- Information provided
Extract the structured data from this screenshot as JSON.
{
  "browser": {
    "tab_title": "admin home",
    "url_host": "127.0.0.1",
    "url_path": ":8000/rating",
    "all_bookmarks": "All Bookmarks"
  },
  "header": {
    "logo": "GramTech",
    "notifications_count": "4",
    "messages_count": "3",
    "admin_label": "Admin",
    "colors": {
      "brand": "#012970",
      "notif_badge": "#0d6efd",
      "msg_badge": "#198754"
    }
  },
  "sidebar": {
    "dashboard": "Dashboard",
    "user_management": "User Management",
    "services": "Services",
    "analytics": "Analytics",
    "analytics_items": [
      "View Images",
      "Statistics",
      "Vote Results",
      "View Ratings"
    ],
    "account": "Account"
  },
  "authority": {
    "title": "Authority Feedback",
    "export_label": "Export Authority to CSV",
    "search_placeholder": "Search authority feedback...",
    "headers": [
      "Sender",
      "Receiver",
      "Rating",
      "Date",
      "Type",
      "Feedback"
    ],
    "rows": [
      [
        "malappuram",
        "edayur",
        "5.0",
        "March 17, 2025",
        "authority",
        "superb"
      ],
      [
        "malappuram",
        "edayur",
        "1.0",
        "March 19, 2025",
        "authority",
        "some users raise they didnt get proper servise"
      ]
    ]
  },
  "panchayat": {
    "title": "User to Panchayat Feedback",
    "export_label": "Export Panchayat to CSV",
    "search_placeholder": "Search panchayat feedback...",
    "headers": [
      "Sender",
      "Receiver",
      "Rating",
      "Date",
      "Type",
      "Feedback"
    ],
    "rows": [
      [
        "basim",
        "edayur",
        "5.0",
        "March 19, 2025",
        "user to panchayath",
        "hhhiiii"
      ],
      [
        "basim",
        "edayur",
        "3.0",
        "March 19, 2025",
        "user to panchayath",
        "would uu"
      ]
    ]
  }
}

- What needs to be done
Extract all of the data above without altering anything.

- Output
Extract the structured data from this screenshot as JSON.
{
  "browser": {
    "tab_title": "admin home",
    "url_host": "127.0.0.1",
    "url_path": ":8000/rating",
    "all_bookmarks": "All Bookmarks"
  },
  "header": {
    "logo": "GramTech",
    "notifications_count": "4",
    "messages_count": "3",
    "admin_label": "Admin",
    "colors": {
      "brand": "#012970",
      "notif_badge": "#0d6efd",
      "msg_badge": "#198754"
    }
  },
  "sidebar": {
    "dashboard": "Dashboard",
    "user_management": "User Management",
    "services": "Services",
    "analytics": "Analytics",
    "analytics_items": [
      "View Images",
      "Statistics",
      "Vote Results",
      "View Ratings"
    ],
    "account": "Account"
  },
  "authority": {
    "title": "Authority Feedback",
    "export_label": "Export Authority to CSV",
    "search_placeholder": "Search authority feedback...",
    "headers": [
      "Sender",
      "Receiver",
      "Rating",
      "Date",
      "Type",
      "Feedback"
    ],
    "rows": [
      [
        "malappuram",
        "edayur",
        "5.0",
        "March 17, 2025",
        "authority",
        "superb"
      ],
      [
        "malappuram",
        "edayur",
        "1.0",
        "March 19, 2025",
        "authority",
        "some users raise they didnt get proper servise"
      ]
    ]
  },
  "panchayat": {
    "title": "User to Panchayat Feedback",
    "export_label": "Export Panchayat to CSV",
    "search_placeholder": "Search panchayat feedback...",
    "headers": [
      "Sender",
      "Receiver",
      "Rating",
      "Date",
      "Type",
      "Feedback"
    ],
    "rows": [
      [
        "basim",
        "edayur",
        "5.0",
        "March 19, 2025",
        "user to panchayath",
        "hhhiiii"
      ],
      [
        "basim",
        "edayur",
        "3.0",
        "March 19, 2025",
        "user to panchayath",
        "would uu"
      ]
    ]
  }
}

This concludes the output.